| SET EXERCISE |
In the IPFIX packet analysis, please state which logical interface has SNMP ifIndex 576.

From the IPFIX header we see following characteristics of the packet:
- Best-Effort class of service (value 0)
- drop priority 0
- it’s an exception packet, exception id 194
- see below how to decode this value
- forwarding next-hop, egress interface, OutputInt index are all equal to 0
- it’s another confirmation that the packet is an exception packet
- Input Interface ID is 360, and InputInt SNMP index is 576:
aelita@pe2# run show interfaces | match 576
Logical interface ge-0/0/0.0 (Index 360) (SNMP ifIndex 576)
Now we know the interface details and some other metadata of the transit packet and can proceed to analyze the packet itself (using same output above coming from tshark packet decoder):
- Ethernet Frame, Destination and Source MACs, Protocol ID 0x8847 (MPLS)
- MPLS label stack [ 1000001 ]
- IPv4 payload, SRC/DST IP, TTL, Router Alert option
- UDP payload, SRC/DST ports
- MPLS echo request, sequence number, NIL FEC
That is a great insight, we know that this packet caused an exception, and even the exact content of the packet!
Why was there an exception created? We need to understand what the exception code 194 means.
In Junos, on MX series of routers, there are counters associated with exceptions of type discard and punt. There are many reasons for discard, for example dropping packets where the route to destination does not exist (or explicitly points to the discard interface), VLAN mismatch, wrong destination MAC, bad IP headers and many other reasons and counters associated with them. A punted packet is sent to the upper layers for further processing, for example control traffic directed to the router itself, or when there is a need to resolve next-hop like ARP, or various subscriber packets like PPPoE – again, counters associated with those and other similar actions.

| MATERIAL |

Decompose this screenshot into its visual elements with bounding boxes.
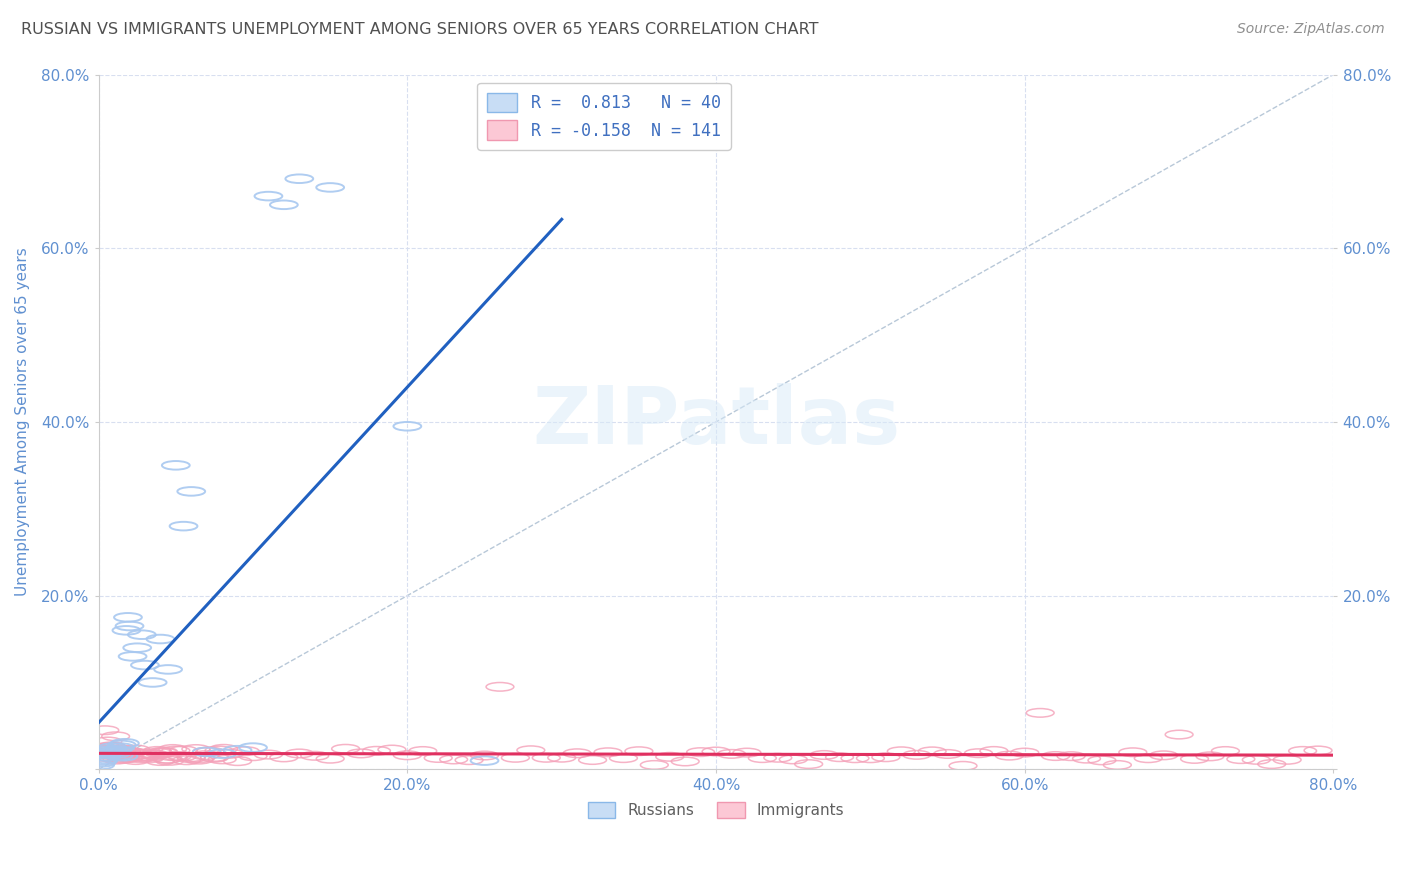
Text: ZIPatlas: ZIPatlas bbox=[531, 383, 900, 461]
Text: RUSSIAN VS IMMIGRANTS UNEMPLOYMENT AMONG SENIORS OVER 65 YEARS CORRELATION CHART: RUSSIAN VS IMMIGRANTS UNEMPLOYMENT AMONG… bbox=[21, 22, 818, 37]
Legend: Russians, Immigrants: Russians, Immigrants bbox=[582, 796, 851, 824]
Text: Source: ZipAtlas.com: Source: ZipAtlas.com bbox=[1237, 22, 1385, 37]
Y-axis label: Unemployment Among Seniors over 65 years: Unemployment Among Seniors over 65 years bbox=[15, 248, 30, 596]
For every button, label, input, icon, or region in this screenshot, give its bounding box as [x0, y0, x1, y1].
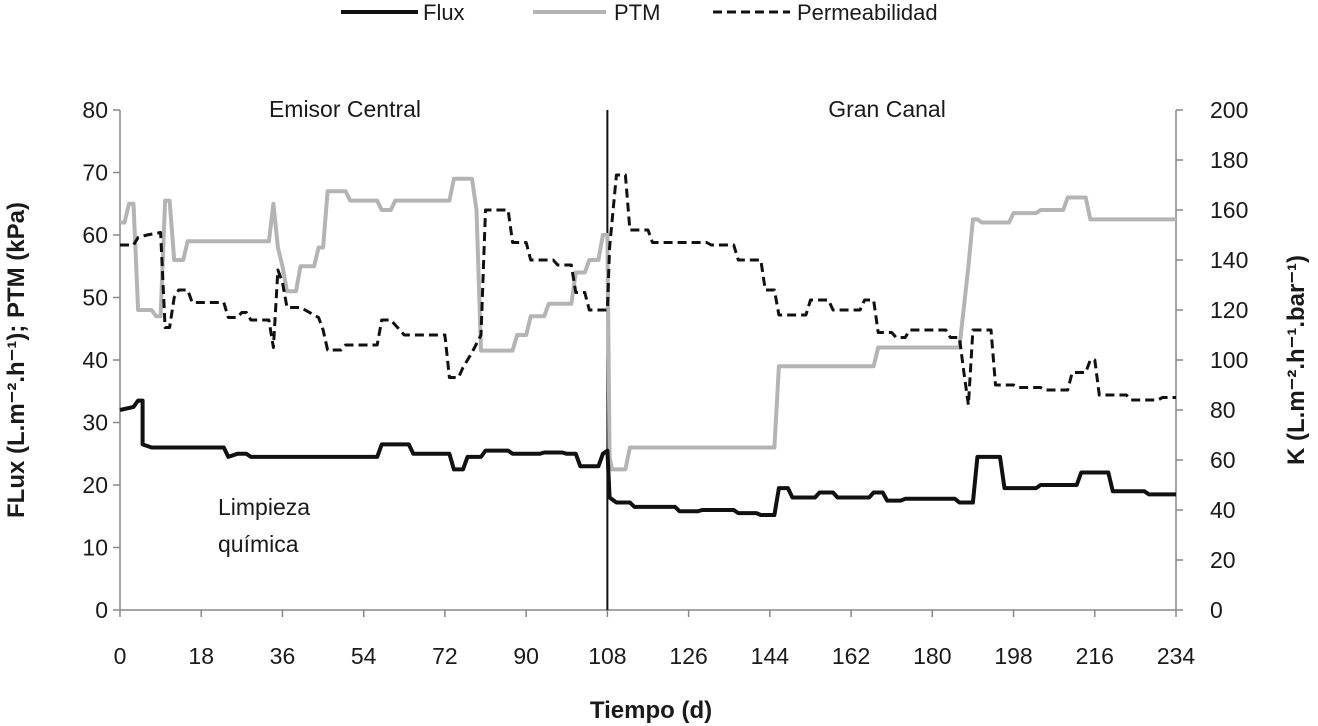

| ANSWER TO THE TASK |
ge-0/0/0.0 (Index 360)